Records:

* BEGIN *

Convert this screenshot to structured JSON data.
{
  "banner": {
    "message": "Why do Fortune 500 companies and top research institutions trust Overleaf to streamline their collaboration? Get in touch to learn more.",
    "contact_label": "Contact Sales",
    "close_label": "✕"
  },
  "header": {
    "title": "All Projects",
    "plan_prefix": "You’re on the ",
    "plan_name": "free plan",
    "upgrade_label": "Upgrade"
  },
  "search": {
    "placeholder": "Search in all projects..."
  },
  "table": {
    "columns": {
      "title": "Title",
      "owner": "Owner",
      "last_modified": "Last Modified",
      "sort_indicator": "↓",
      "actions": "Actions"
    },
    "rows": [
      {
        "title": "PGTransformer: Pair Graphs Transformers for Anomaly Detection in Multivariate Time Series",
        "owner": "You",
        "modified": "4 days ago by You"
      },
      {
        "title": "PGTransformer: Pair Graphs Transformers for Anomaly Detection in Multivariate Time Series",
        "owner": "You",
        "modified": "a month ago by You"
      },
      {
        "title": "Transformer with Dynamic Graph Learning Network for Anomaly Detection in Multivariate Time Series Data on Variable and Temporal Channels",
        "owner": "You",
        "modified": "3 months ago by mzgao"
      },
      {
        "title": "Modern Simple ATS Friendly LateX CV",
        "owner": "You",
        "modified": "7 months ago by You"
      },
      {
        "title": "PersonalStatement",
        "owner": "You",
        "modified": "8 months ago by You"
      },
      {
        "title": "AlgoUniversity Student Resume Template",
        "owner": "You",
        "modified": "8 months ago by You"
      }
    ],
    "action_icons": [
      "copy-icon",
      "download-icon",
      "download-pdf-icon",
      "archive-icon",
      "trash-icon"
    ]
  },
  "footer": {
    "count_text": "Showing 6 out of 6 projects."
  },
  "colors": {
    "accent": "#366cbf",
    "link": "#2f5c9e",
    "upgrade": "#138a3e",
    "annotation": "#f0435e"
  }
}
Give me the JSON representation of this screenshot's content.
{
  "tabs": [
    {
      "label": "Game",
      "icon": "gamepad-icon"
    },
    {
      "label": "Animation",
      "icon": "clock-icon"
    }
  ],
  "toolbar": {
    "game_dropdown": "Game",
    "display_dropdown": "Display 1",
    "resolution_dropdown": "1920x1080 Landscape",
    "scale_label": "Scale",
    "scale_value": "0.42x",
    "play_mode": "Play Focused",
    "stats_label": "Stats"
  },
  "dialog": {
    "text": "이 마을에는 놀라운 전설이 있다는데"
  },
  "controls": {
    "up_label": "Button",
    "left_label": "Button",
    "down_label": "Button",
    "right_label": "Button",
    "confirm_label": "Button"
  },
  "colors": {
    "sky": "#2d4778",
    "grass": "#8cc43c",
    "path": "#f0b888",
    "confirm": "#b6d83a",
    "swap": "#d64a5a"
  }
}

* END *

▸ **Do this**
Your task is to repeat the data exactly; please include every line.

▸ **Answer to the exercise**
Convert this screenshot to structured JSON data.
{
  "banner": {
    "message": "Why do Fortune 500 companies and top research institutions trust Overleaf to streamline their collaboration? Get in touch to learn more.",
    "contact_label": "Contact Sales",
    "close_label": "✕"
  },
  "header": {
    "title": "All Projects",
    "plan_prefix": "You’re on the ",
    "plan_name": "free plan",
    "upgrade_label": "Upgrade"
  },
  "search": {
    "placeholder": "Search in all projects..."
  },
  "table": {
    "columns": {
      "title": "Title",
      "owner": "Owner",
      "last_modified": "Last Modified",
      "sort_indicator": "↓",
      "actions": "Actions"
    },
    "rows": [
      {
        "title": "PGTransformer: Pair Graphs Transformers for Anomaly Detection in Multivariate Time Series",
        "owner": "You",
        "modified": "4 days ago by You"
      },
      {
        "title": "PGTransformer: Pair Graphs Transformers for Anomaly Detection in Multivariate Time Series",
        "owner": "You",
        "modified": "a month ago by You"
      },
      {
        "title": "Transformer with Dynamic Graph Learning Network for Anomaly Detection in Multivariate Time Series Data on Variable and Temporal Channels",
        "owner": "You",
        "modified": "3 months ago by mzgao"
      },
      {
        "title": "Modern Simple ATS Friendly LateX CV",
        "owner": "You",
        "modified": "7 months ago by You"
      },
      {
        "title": "PersonalStatement",
        "owner": "You",
        "modified": "8 months ago by You"
      },
      {
        "title": "AlgoUniversity Student Resume Template",
        "owner": "You",
        "modified": "8 months ago by You"
      }
    ],
    "action_icons": [
      "copy-icon",
      "download-icon",
      "download-pdf-icon",
      "archive-icon",
      "trash-icon"
    ]
  },
  "footer": {
    "count_text": "Showing 6 out of 6 projects."
  },
  "colors": {
    "accent": "#366cbf",
    "link": "#2f5c9e",
    "upgrade": "#138a3e",
    "annotation": "#f0435e"
  }
}
Give me the JSON representation of this screenshot's content.
{
  "tabs": [
    {
      "label": "Game",
      "icon": "gamepad-icon"
    },
    {
      "label": "Animation",
      "icon": "clock-icon"
    }
  ],
  "toolbar": {
    "game_dropdown": "Game",
    "display_dropdown": "Display 1",
    "resolution_dropdown": "1920x1080 Landscape",
    "scale_label": "Scale",
    "scale_value": "0.42x",
    "play_mode": "Play Focused",
    "stats_label": "Stats"
  },
  "dialog": {
    "text": "이 마을에는 놀라운 전설이 있다는데"
  },
  "controls": {
    "up_label": "Button",
    "left_label": "Button",
    "down_label": "Button",
    "right_label": "Button",
    "confirm_label": "Button"
  },
  "colors": {
    "sky": "#2d4778",
    "grass": "#8cc43c",
    "path": "#f0b888",
    "confirm": "#b6d83a",
    "swap": "#d64a5a"
  }
}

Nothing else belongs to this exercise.